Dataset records
════

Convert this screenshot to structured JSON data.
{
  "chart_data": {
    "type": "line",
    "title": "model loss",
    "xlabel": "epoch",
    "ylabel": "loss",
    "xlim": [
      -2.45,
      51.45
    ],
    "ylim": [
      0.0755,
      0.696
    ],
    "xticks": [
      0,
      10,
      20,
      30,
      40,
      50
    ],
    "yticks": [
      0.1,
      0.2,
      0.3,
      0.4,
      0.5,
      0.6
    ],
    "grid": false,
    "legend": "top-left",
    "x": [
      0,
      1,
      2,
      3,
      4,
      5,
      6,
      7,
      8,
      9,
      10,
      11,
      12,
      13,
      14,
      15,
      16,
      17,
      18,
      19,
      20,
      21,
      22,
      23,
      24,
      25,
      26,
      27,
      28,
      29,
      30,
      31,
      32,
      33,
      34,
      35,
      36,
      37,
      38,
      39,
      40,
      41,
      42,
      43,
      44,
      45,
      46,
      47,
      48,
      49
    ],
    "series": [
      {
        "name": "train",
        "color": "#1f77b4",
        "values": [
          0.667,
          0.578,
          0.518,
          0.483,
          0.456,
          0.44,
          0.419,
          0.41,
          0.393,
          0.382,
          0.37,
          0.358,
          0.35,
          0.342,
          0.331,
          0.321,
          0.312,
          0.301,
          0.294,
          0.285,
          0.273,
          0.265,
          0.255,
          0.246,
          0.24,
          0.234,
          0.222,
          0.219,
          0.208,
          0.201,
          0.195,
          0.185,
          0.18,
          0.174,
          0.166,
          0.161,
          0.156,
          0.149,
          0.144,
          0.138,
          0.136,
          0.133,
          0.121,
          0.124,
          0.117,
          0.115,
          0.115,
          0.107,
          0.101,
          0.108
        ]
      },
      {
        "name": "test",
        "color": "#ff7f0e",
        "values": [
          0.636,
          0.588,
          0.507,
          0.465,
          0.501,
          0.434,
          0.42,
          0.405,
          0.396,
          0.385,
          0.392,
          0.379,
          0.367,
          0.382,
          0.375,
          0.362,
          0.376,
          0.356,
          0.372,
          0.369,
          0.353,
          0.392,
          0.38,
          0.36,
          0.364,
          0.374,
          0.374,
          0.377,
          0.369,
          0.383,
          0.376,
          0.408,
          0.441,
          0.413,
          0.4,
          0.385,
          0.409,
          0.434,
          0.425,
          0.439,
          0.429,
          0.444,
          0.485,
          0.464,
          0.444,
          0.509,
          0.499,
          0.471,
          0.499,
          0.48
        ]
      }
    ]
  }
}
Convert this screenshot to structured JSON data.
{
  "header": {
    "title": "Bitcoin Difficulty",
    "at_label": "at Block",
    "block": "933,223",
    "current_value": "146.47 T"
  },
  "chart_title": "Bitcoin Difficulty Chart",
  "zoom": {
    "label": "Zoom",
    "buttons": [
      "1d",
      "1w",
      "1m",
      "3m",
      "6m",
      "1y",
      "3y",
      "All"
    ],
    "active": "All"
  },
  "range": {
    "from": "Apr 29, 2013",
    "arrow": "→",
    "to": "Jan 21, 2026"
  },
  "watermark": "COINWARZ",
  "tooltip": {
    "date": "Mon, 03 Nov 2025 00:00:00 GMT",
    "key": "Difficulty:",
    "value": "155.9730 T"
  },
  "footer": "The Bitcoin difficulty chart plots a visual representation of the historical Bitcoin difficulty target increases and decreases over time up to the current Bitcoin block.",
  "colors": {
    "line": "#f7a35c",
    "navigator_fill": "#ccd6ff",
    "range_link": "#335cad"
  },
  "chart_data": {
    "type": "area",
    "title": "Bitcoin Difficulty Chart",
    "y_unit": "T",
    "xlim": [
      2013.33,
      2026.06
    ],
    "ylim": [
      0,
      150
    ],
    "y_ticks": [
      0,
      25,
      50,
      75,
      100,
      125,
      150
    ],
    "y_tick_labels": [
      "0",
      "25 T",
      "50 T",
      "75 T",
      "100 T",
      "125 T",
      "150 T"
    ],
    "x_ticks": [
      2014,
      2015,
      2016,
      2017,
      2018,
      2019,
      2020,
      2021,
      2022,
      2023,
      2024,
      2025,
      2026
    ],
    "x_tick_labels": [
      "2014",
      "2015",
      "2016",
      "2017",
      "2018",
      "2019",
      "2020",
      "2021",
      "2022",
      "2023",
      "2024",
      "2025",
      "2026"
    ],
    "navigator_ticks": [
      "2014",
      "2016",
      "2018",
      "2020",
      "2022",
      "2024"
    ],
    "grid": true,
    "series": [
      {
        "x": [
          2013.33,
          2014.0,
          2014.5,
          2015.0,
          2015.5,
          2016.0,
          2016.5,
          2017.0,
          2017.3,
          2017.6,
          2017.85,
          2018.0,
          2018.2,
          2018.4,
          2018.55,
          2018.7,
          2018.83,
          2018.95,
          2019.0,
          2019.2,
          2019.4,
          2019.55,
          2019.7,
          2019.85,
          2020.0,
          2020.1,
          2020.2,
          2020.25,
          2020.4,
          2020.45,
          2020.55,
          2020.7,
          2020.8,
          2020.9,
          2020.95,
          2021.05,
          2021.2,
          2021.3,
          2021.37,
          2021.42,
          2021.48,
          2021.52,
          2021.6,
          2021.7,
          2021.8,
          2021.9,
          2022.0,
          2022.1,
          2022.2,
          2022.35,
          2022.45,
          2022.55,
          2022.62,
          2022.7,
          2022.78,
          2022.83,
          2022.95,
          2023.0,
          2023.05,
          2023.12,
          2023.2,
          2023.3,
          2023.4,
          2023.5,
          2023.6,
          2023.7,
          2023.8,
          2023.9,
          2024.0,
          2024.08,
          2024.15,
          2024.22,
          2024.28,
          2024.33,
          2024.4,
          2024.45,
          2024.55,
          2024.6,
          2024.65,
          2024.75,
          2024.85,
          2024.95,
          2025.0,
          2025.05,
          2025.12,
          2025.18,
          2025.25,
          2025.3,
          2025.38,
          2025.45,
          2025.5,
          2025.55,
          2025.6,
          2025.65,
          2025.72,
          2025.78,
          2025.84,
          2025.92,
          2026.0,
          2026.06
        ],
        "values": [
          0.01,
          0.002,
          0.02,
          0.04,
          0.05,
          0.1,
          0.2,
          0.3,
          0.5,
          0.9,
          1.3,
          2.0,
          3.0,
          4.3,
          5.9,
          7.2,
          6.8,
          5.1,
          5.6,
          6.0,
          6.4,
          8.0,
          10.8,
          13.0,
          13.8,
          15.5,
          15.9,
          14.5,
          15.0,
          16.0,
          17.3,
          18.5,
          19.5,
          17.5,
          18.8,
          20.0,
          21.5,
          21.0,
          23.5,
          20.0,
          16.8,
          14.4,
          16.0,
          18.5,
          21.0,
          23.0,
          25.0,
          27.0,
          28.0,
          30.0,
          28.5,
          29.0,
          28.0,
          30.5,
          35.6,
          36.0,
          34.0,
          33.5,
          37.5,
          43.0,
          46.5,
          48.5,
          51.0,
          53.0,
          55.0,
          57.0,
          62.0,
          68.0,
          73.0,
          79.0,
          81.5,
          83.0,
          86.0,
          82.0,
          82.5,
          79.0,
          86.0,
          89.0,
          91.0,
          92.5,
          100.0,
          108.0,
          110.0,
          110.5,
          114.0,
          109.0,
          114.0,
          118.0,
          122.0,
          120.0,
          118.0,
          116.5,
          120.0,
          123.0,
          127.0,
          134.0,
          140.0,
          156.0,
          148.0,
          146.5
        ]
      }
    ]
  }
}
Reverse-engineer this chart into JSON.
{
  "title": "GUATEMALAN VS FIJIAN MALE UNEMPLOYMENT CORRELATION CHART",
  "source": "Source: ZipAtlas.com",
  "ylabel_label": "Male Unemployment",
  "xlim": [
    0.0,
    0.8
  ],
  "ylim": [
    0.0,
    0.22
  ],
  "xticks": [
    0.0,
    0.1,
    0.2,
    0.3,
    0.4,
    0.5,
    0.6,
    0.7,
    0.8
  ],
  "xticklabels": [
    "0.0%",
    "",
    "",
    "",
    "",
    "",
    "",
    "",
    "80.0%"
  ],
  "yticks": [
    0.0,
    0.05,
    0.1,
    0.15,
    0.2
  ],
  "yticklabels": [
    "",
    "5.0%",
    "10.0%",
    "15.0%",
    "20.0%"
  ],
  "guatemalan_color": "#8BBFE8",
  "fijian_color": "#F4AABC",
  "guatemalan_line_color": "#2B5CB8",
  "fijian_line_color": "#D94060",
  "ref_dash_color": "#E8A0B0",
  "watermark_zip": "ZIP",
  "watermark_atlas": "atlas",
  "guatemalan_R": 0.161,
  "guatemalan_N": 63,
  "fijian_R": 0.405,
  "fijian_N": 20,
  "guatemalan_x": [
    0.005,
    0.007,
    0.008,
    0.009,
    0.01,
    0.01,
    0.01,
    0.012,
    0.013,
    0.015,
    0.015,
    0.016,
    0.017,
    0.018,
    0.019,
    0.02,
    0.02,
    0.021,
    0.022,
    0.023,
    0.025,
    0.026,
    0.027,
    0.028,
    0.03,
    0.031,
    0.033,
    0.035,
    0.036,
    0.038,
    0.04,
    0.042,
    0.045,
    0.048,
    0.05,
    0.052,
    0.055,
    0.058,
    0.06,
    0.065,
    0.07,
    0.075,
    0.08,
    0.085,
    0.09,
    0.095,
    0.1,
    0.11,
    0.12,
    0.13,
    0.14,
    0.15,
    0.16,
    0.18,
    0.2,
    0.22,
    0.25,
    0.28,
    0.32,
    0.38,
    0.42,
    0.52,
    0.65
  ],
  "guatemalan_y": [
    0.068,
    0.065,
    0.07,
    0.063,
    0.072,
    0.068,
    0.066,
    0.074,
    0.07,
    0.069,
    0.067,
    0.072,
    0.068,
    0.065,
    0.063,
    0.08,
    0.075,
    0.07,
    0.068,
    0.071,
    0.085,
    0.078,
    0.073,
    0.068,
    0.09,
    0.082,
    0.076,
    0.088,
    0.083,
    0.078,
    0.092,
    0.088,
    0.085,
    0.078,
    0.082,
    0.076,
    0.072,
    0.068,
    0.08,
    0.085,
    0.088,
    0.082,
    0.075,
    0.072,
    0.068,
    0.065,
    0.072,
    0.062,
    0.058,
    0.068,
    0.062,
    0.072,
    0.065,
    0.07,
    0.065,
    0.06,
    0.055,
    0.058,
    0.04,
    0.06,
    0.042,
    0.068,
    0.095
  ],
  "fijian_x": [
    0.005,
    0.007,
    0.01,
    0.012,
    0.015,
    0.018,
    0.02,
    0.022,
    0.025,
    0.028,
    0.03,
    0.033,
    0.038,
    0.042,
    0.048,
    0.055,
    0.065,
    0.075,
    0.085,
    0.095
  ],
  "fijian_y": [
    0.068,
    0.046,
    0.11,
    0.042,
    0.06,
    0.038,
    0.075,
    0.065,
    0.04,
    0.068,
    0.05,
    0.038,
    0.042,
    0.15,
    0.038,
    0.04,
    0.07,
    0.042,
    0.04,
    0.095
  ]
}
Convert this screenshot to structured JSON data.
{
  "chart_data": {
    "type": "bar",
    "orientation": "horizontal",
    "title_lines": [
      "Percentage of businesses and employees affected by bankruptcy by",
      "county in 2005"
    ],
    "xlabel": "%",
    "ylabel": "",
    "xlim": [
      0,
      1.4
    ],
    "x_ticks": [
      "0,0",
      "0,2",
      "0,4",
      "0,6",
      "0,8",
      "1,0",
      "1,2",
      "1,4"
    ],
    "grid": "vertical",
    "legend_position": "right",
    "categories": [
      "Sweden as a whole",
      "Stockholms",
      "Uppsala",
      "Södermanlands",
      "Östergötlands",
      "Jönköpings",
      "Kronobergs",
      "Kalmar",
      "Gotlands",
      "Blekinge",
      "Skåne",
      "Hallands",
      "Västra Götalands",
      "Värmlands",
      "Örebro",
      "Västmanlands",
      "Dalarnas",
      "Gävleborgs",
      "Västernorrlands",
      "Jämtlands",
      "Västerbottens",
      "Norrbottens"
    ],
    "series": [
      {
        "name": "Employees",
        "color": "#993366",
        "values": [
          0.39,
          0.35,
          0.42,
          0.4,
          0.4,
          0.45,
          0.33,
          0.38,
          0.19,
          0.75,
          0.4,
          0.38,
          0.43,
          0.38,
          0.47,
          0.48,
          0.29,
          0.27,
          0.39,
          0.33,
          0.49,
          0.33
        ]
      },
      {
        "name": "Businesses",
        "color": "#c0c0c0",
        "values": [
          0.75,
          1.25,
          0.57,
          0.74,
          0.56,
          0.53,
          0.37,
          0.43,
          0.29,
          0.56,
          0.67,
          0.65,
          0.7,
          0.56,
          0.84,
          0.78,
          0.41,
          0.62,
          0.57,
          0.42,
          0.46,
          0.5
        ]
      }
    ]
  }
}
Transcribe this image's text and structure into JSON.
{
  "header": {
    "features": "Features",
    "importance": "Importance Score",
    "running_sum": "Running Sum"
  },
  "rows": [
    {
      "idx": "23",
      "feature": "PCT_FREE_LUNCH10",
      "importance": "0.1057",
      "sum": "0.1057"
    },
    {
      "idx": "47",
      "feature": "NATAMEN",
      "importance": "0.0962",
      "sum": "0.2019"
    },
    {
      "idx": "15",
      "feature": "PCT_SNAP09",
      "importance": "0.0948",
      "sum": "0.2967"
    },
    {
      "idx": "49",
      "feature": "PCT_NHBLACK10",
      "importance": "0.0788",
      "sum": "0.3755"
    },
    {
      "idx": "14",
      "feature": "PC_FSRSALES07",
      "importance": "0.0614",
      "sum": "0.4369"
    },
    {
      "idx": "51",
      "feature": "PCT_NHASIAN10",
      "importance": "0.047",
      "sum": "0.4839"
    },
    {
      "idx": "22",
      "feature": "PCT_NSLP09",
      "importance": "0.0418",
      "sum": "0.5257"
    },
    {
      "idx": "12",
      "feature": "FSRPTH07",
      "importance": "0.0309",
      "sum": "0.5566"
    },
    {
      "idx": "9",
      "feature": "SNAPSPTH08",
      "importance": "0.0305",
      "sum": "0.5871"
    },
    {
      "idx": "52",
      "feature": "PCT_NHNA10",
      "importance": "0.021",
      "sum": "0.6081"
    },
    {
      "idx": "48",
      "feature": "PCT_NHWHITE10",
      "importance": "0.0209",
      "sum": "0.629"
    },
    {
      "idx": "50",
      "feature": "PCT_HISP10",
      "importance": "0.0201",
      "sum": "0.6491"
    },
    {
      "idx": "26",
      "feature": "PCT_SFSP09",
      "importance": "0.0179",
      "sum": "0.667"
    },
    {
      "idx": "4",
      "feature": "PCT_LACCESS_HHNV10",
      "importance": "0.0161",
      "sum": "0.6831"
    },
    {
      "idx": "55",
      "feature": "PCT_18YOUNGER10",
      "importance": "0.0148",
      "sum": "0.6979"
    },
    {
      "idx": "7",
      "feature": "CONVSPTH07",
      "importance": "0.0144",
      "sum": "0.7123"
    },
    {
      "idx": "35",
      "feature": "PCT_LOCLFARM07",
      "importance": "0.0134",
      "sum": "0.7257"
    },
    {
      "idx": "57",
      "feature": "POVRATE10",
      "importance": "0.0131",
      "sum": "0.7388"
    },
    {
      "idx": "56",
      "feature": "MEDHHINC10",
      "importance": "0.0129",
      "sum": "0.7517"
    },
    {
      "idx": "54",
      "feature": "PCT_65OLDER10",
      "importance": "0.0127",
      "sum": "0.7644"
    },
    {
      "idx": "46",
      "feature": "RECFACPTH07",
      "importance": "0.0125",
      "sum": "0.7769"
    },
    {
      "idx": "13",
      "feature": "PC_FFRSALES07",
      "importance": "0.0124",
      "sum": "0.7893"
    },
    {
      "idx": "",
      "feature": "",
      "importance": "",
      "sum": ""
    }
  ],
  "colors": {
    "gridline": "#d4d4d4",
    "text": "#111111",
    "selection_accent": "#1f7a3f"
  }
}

════

* _Short task_:
Of all the lines in the listing above, how many contain the word "name"? Answer with the number alone.

* _Output of the task_:
4